- **Task brief**: Could you convert all of the data below into a JSON list of strings, one string per line, skipping blank lines and leaving out the pictures?

- **Supplied data**:
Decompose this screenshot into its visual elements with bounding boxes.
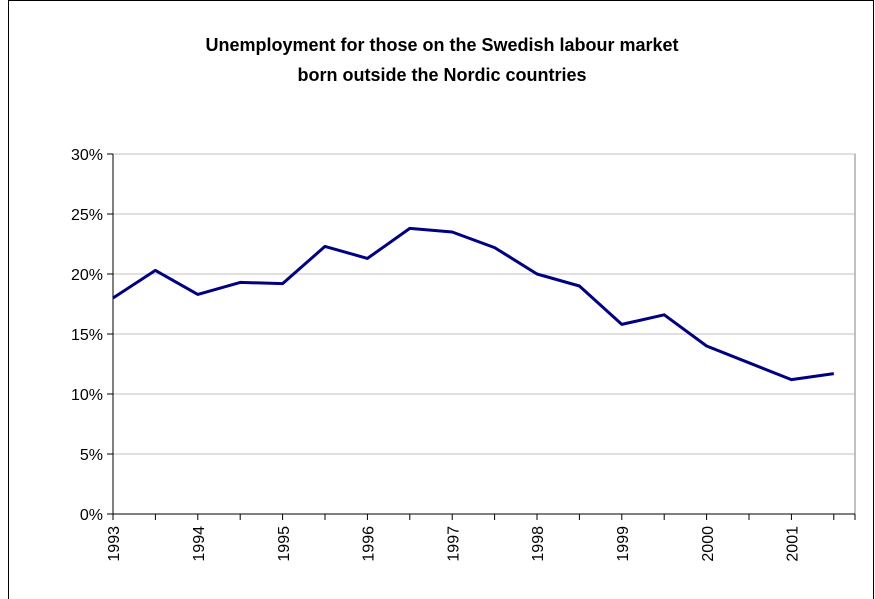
y-tick-label: 20%	[71, 267, 103, 284]
x-tick-label: 1998	[530, 526, 547, 562]
y-tick-label: 25%	[71, 207, 103, 224]
line-series	[112, 226, 835, 382]
y-tick-label: 0%	[80, 507, 103, 524]
x-tick-label: 1993	[106, 526, 123, 562]
chart-title: born outside the Nordic countries	[297, 65, 586, 85]
x-tick-label: 1997	[445, 526, 462, 562]
x-tick-label: 1994	[191, 526, 208, 562]
chart-title: Unemployment for those on the Swedish la…	[205, 35, 678, 55]
x-tick-label: 2000	[700, 526, 717, 562]
y-tick-label: 15%	[71, 327, 103, 344]
y-tick-label: 5%	[80, 447, 103, 464]
x-tick-label: 1995	[276, 526, 293, 562]
y-tick-label: 30%	[71, 147, 103, 164]
x-tick-label: 1996	[361, 526, 378, 562]
x-tick-label: 2001	[785, 526, 802, 562]
y-tick-label: 10%	[71, 387, 103, 404]
x-tick-label: 1999	[615, 526, 632, 562]
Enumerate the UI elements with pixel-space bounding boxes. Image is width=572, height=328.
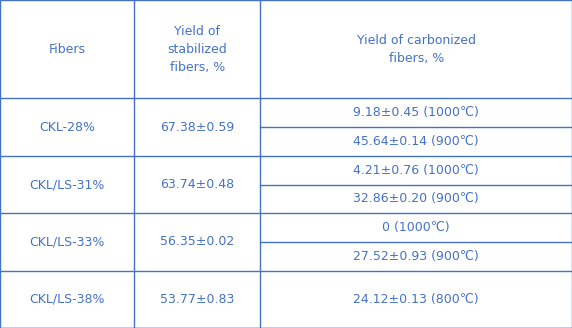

- **Response to the exercise**:
[
  "Decompose this screenshot into its visual elements with bounding boxes.",
  "y-tick-label: 20%\t[71, 267, 103, 284]",
  "x-tick-label: 1998\t[530, 526, 547, 562]",
  "y-tick-label: 25%\t[71, 207, 103, 224]",
  "line-series\t[112, 226, 835, 382]",
  "y-tick-label: 0%\t[80, 507, 103, 524]",
  "x-tick-label: 1993\t[106, 526, 123, 562]",
  "chart-title: born outside the Nordic countries\t[297, 65, 586, 85]",
  "x-tick-label: 1997\t[445, 526, 462, 562]",
  "x-tick-label: 1994\t[191, 526, 208, 562]",
  "chart-title: Unemployment for those on the Swedish la…\t[205, 35, 678, 55]",
  "x-tick-label: 2000\t[700, 526, 717, 562]",
  "y-tick-label: 15%\t[71, 327, 103, 344]",
  "y-tick-label: 5%\t[80, 447, 103, 464]",
  "x-tick-label: 1995\t[276, 526, 293, 562]",
  "y-tick-label: 30%\t[71, 147, 103, 164]",
  "x-tick-label: 1996\t[361, 526, 378, 562]",
  "x-tick-label: 2001\t[785, 526, 802, 562]",
  "y-tick-label: 10%\t[71, 387, 103, 404]",
  "x-tick-label: 1999\t[615, 526, 632, 562]",
  "Enumerate the UI elements with pixel-space bounding boxes. Image is width=572, height=328."
]